┌──

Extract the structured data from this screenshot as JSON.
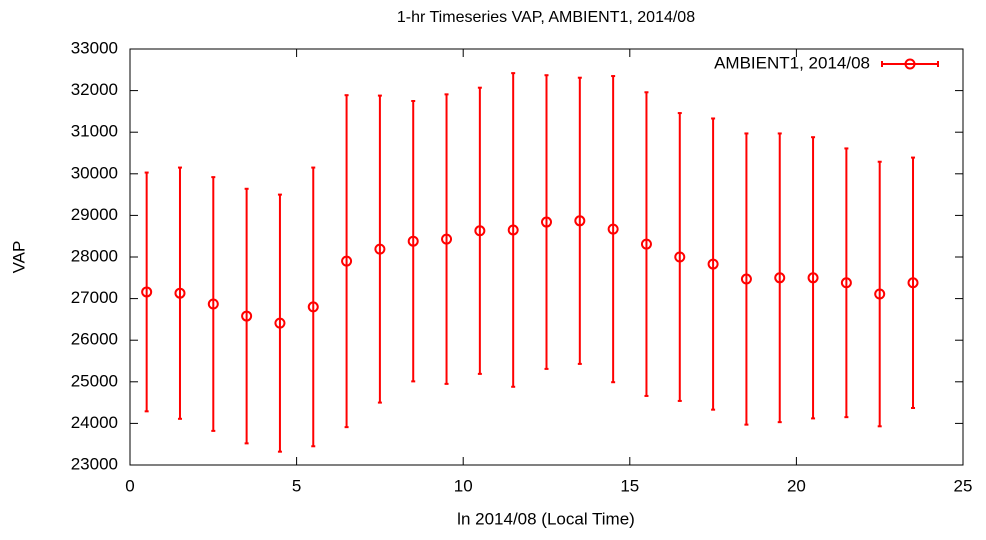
{
  "chart_data": {
    "type": "errorbar",
    "title": "1-hr Timeseries VAP, AMBIENT1, 2014/08",
    "xlabel": "ln 2014/08 (Local Time)",
    "ylabel": "VAP",
    "x": [
      0.5,
      1.5,
      2.5,
      3.5,
      4.5,
      5.5,
      6.5,
      7.5,
      8.5,
      9.5,
      10.5,
      11.5,
      12.5,
      13.5,
      14.5,
      15.5,
      16.5,
      17.5,
      18.5,
      19.5,
      20.5,
      21.5,
      22.5,
      23.5
    ],
    "series": [
      {
        "name": "AMBIENT1, 2014/08",
        "color": "#ff0000",
        "values": [
          27160,
          27130,
          26870,
          26580,
          26410,
          26800,
          27900,
          28190,
          28380,
          28430,
          28630,
          28650,
          28840,
          28870,
          28670,
          28310,
          28000,
          27830,
          27470,
          27500,
          27500,
          27380,
          27110,
          27380
        ],
        "errors": [
          2870,
          3020,
          3050,
          3060,
          3090,
          3350,
          3990,
          3690,
          3370,
          3480,
          3440,
          3770,
          3530,
          3440,
          3680,
          3650,
          3460,
          3500,
          3500,
          3470,
          3380,
          3230,
          3180,
          3010
        ]
      }
    ],
    "xlim": [
      0,
      25
    ],
    "xticks": [
      0,
      5,
      10,
      15,
      20,
      25
    ],
    "ylim": [
      23000,
      33000
    ],
    "yticks": [
      23000,
      24000,
      25000,
      26000,
      27000,
      28000,
      29000,
      30000,
      31000,
      32000,
      33000
    ],
    "legend": "top-right"
  }
}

└──

__What is required__:
Transcribe the entries above verbatim, omitting their pictures.

__Written response__:
Extract the structured data from this screenshot as JSON.
{
  "chart_data": {
    "type": "errorbar",
    "title": "1-hr Timeseries VAP, AMBIENT1, 2014/08",
    "xlabel": "ln 2014/08 (Local Time)",
    "ylabel": "VAP",
    "x": [
      0.5,
      1.5,
      2.5,
      3.5,
      4.5,
      5.5,
      6.5,
      7.5,
      8.5,
      9.5,
      10.5,
      11.5,
      12.5,
      13.5,
      14.5,
      15.5,
      16.5,
      17.5,
      18.5,
      19.5,
      20.5,
      21.5,
      22.5,
      23.5
    ],
    "series": [
      {
        "name": "AMBIENT1, 2014/08",
        "color": "#ff0000",
        "values": [
          27160,
          27130,
          26870,
          26580,
          26410,
          26800,
          27900,
          28190,
          28380,
          28430,
          28630,
          28650,
          28840,
          28870,
          28670,
          28310,
          28000,
          27830,
          27470,
          27500,
          27500,
          27380,
          27110,
          27380
        ],
        "errors": [
          2870,
          3020,
          3050,
          3060,
          3090,
          3350,
          3990,
          3690,
          3370,
          3480,
          3440,
          3770,
          3530,
          3440,
          3680,
          3650,
          3460,
          3500,
          3500,
          3470,
          3380,
          3230,
          3180,
          3010
        ]
      }
    ],
    "xlim": [
      0,
      25
    ],
    "xticks": [
      0,
      5,
      10,
      15,
      20,
      25
    ],
    "ylim": [
      23000,
      33000
    ],
    "yticks": [
      23000,
      24000,
      25000,
      26000,
      27000,
      28000,
      29000,
      30000,
      31000,
      32000,
      33000
    ],
    "legend": "top-right"
  }
}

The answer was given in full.